Return each entry exactly, with none missing.

═════ Raw data ═════

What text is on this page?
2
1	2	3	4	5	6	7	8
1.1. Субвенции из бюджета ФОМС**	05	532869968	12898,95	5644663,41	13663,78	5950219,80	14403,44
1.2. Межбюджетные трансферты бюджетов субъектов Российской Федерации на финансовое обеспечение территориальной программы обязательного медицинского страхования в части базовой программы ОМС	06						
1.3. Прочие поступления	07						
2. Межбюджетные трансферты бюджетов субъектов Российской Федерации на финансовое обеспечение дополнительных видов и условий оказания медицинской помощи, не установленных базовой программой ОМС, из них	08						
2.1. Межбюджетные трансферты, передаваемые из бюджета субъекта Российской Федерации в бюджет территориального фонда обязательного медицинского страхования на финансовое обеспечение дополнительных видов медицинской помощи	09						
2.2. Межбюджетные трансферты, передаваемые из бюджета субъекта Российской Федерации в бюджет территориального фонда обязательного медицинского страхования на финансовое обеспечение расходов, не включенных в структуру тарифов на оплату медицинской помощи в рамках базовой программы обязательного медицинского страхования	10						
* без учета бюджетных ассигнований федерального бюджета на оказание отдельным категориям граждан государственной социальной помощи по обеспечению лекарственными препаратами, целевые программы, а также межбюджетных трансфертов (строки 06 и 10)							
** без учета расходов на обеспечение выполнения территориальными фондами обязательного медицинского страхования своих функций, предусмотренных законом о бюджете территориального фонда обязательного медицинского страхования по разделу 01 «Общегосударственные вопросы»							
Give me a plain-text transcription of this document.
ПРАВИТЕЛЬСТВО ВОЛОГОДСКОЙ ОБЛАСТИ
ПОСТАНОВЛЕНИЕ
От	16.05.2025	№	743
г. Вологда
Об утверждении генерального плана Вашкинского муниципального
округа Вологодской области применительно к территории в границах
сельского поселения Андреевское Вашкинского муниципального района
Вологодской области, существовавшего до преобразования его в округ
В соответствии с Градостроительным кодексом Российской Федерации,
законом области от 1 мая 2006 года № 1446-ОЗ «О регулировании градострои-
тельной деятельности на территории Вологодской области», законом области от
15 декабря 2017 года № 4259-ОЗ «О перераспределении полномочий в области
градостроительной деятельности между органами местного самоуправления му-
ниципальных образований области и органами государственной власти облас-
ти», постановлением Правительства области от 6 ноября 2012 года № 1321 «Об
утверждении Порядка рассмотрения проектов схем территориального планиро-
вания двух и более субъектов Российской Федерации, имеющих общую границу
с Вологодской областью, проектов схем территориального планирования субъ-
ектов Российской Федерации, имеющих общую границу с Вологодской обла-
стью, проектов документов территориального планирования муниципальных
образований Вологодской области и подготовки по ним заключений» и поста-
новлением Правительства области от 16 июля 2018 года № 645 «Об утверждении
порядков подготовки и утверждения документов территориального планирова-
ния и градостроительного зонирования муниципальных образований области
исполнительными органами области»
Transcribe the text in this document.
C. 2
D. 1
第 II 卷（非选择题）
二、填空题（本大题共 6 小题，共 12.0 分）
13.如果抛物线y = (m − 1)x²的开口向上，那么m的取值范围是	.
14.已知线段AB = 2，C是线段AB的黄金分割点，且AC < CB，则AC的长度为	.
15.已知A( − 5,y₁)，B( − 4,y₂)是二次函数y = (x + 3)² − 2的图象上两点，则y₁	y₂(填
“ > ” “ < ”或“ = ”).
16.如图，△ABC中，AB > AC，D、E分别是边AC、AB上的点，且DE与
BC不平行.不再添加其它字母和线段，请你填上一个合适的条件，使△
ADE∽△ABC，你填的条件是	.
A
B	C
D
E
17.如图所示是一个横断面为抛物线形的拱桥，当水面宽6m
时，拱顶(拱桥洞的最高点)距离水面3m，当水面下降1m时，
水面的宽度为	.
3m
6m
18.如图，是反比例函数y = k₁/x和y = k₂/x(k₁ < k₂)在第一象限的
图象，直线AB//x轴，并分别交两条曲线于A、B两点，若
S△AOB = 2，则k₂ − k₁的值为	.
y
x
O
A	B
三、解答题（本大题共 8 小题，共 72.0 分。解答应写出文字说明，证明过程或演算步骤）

═════

Output for this exercise:
What text is on this page?
2
1	2	3	4	5	6	7	8
1.1. Субвенции из бюджета ФОМС**	05	532869968	12898,95	5644663,41	13663,78	5950219,80	14403,44
1.2. Межбюджетные трансферты бюджетов субъектов Российской Федерации на финансовое обеспечение территориальной программы обязательного медицинского страхования в части базовой программы ОМС	06						
1.3. Прочие поступления	07						
2. Межбюджетные трансферты бюджетов субъектов Российской Федерации на финансовое обеспечение дополнительных видов и условий оказания медицинской помощи, не установленных базовой программой ОМС, из них	08						
2.1. Межбюджетные трансферты, передаваемые из бюджета субъекта Российской Федерации в бюджет территориального фонда обязательного медицинского страхования на финансовое обеспечение дополнительных видов медицинской помощи	09						
2.2. Межбюджетные трансферты, передаваемые из бюджета субъекта Российской Федерации в бюджет территориального фонда обязательного медицинского страхования на финансовое обеспечение расходов, не включенных в структуру тарифов на оплату медицинской помощи в рамках базовой программы обязательного медицинского страхования	10						
* без учета бюджетных ассигнований федерального бюджета на оказание отдельным категориям граждан государственной социальной помощи по обеспечению лекарственными препаратами, целевые программы, а также межбюджетных трансфертов (строки 06 и 10)							
** без учета расходов на обеспечение выполнения территориальными фондами обязательного медицинского страхования своих функций, предусмотренных законом о бюджете территориального фонда обязательного медицинского страхования по разделу 01 «Общегосударственные вопросы»							
Give me a plain-text transcription of this document.
ПРАВИТЕЛЬСТВО ВОЛОГОДСКОЙ ОБЛАСТИ
ПОСТАНОВЛЕНИЕ
От	16.05.2025	№	743
г. Вологда
Об утверждении генерального плана Вашкинского муниципального
округа Вологодской области применительно к территории в границах
сельского поселения Андреевское Вашкинского муниципального района
Вологодской области, существовавшего до преобразования его в округ
В соответствии с Градостроительным кодексом Российской Федерации,
законом области от 1 мая 2006 года № 1446-ОЗ «О регулировании градострои-
тельной деятельности на территории Вологодской области», законом области от
15 декабря 2017 года № 4259-ОЗ «О перераспределении полномочий в области
градостроительной деятельности между органами местного самоуправления му-
ниципальных образований области и органами государственной власти облас-
ти», постановлением Правительства области от 6 ноября 2012 года № 1321 «Об
утверждении Порядка рассмотрения проектов схем территориального планиро-
вания двух и более субъектов Российской Федерации, имеющих общую границу
с Вологодской областью, проектов схем территориального планирования субъ-
ектов Российской Федерации, имеющих общую границу с Вологодской обла-
стью, проектов документов территориального планирования муниципальных
образований Вологодской области и подготовки по ним заключений» и поста-
новлением Правительства области от 16 июля 2018 года № 645 «Об утверждении
порядков подготовки и утверждения документов территориального планирова-
ния и градостроительного зонирования муниципальных образований области
исполнительными органами области»
Transcribe the text in this document.
C. 2
D. 1
第 II 卷（非选择题）
二、填空题（本大题共 6 小题，共 12.0 分）
13.如果抛物线y = (m − 1)x²的开口向上，那么m的取值范围是	.
14.已知线段AB = 2，C是线段AB的黄金分割点，且AC < CB，则AC的长度为	.
15.已知A( − 5,y₁)，B( − 4,y₂)是二次函数y = (x + 3)² − 2的图象上两点，则y₁	y₂(填
“ > ” “ < ”或“ = ”).
16.如图，△ABC中，AB > AC，D、E分别是边AC、AB上的点，且DE与
BC不平行.不再添加其它字母和线段，请你填上一个合适的条件，使△
ADE∽△ABC，你填的条件是	.
A
B	C
D
E
17.如图所示是一个横断面为抛物线形的拱桥，当水面宽6m
时，拱顶(拱桥洞的最高点)距离水面3m，当水面下降1m时，
水面的宽度为	.
3m
6m
18.如图，是反比例函数y = k₁/x和y = k₂/x(k₁ < k₂)在第一象限的
图象，直线AB//x轴，并分别交两条曲线于A、B两点，若
S△AOB = 2，则k₂ − k₁的值为	.
y
x
O
A	B
三、解答题（本大题共 8 小题，共 72.0 分。解答应写出文字说明，证明过程或演算步骤）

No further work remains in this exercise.